_Description of the task_
Identify the lines that include the word "انظر", then copy all of them.

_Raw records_
┌──
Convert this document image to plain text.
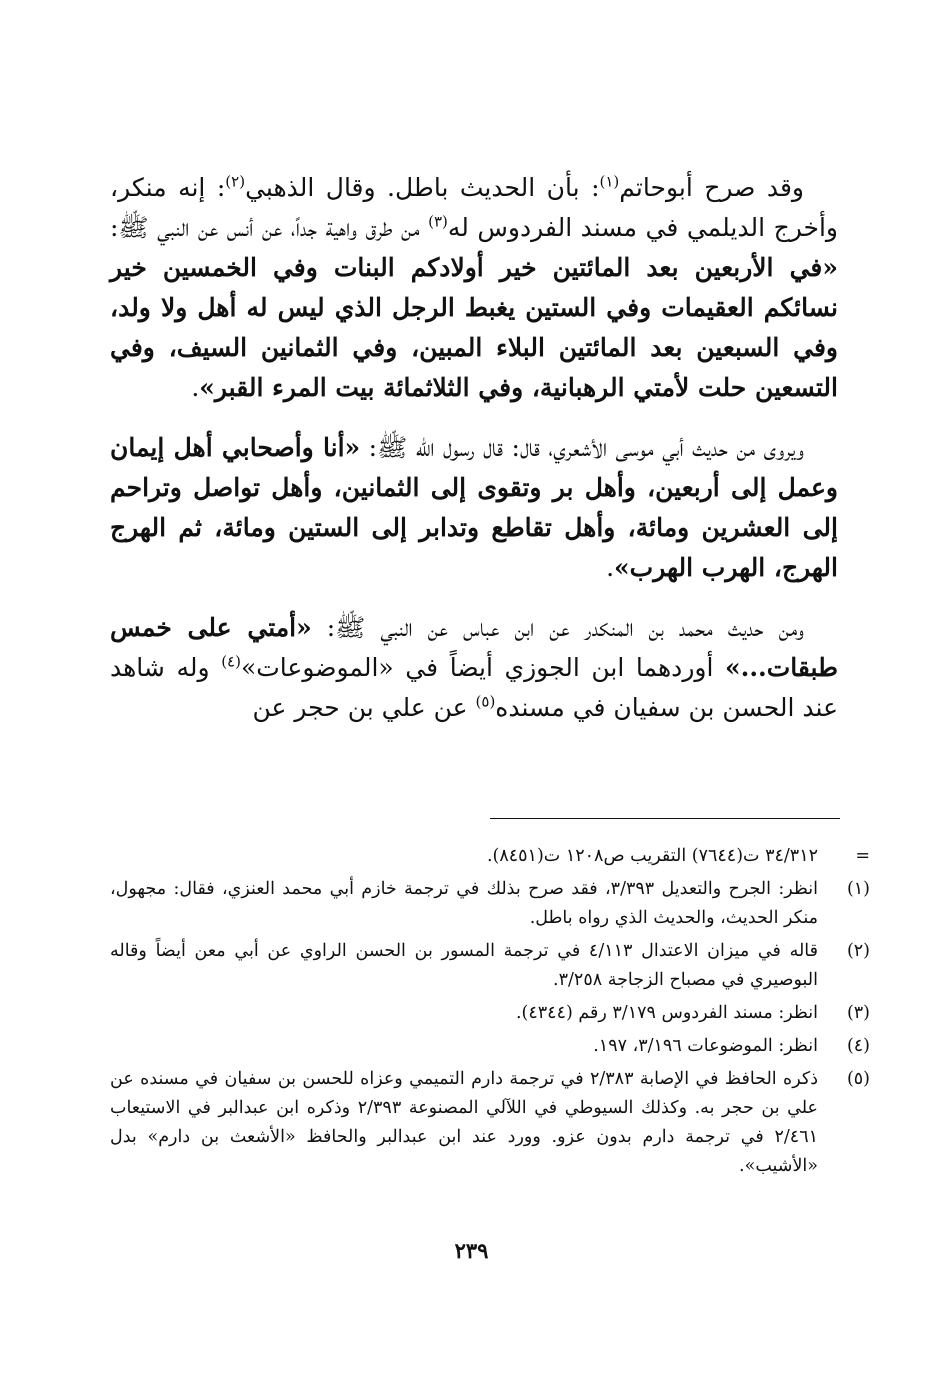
وقد صرح أبوحاتم$^{(١)}$: بأن الحديث باطل. وقال الذهبي$^{(٢)}$: إنه منكر، وأخرج الديلمي في مسند الفردوس له$^{(٣)}$ من طرق واهية جداً، عن أنس عن النبي ﷺ: «في الأربعين بعد المائتين خير أولادكم البنات وفي الخمسين خير نسائكم العقيمات وفي الستين يغبط الرجل الذي ليس له أهل ولا ولد، وفي السبعين بعد المائتين البلاء المبين، وفي الثمانين السيف، وفي التسعين حلت لأمتي الرهبانية، وفي الثلاثمائة بيت المرء القبر».

ويروى من حديث أبي موسى الأشعري، قال: قال رسول الله ﷺ: «أنا وأصحابي أهل إيمان وعمل إلى أربعين، وأهل بر وتقوى إلى الثمانين، وأهل تواصل وتراحم إلى العشرين ومائة، وأهل تقاطع وتدابر إلى الستين ومائة، ثم الهرج الهرج، الهرب الهرب».

ومن حديث محمد بن المنكدر عن ابن عباس عن النبي ﷺ: «أمتي على خمس طبقات...» أوردهما ابن الجوزي أيضاً في «الموضوعات»$^{(٤)}$ وله شاهد عند الحسن بن سفيان في مسنده$^{(٥)}$ عن علي بن حجر عن

=
٣٤/٣١٢ ت(٧٦٤٤) التقريب ص١٢٠٨ ت(٨٤٥١).
(١)
انظر: الجرح والتعديل ٣/٣٩٣، فقد صرح بذلك في ترجمة خازم أبي محمد العنزي، فقال: مجهول، منكر الحديث، والحديث الذي رواه باطل.
(٢)
قاله في ميزان الاعتدال ٤/١١٣ في ترجمة المسور بن الحسن الراوي عن أبي معن أيضاً وقاله البوصيري في مصباح الزجاجة ٣/٢٥٨.
(٣)
انظر: مسند الفردوس ٣/١٧٩ رقم (٤٣٤٤).
(٤)
انظر: الموضوعات ٣/١٩٦، ١٩٧.
(٥)
ذكره الحافظ في الإصابة ٢/٣٨٣ في ترجمة دارم التميمي وعزاه للحسن بن سفيان في مسنده عن علي بن حجر به. وكذلك السيوطي في اللآلي المصنوعة ٢/٣٩٣ وذكره ابن عبدالبر في الاستيعاب ٢/٤٦١ في ترجمة دارم بدون عزو. وورد عند ابن عبدالبر والحافظ «الأشعث بن دارم» بدل «الأشيب».
٢٣٩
└──
_Response to the task_
انظر: الجرح والتعديل ٣/٣٩٣، فقد صرح بذلك في ترجمة خازم أبي محمد العنزي، فقال: مجهول، منكر الحديث، والحديث الذي رواه باطل.
انظر: مسند الفردوس ٣/١٧٩ رقم (٤٣٤٤).
انظر: الموضوعات ٣/١٩٦، ١٩٧.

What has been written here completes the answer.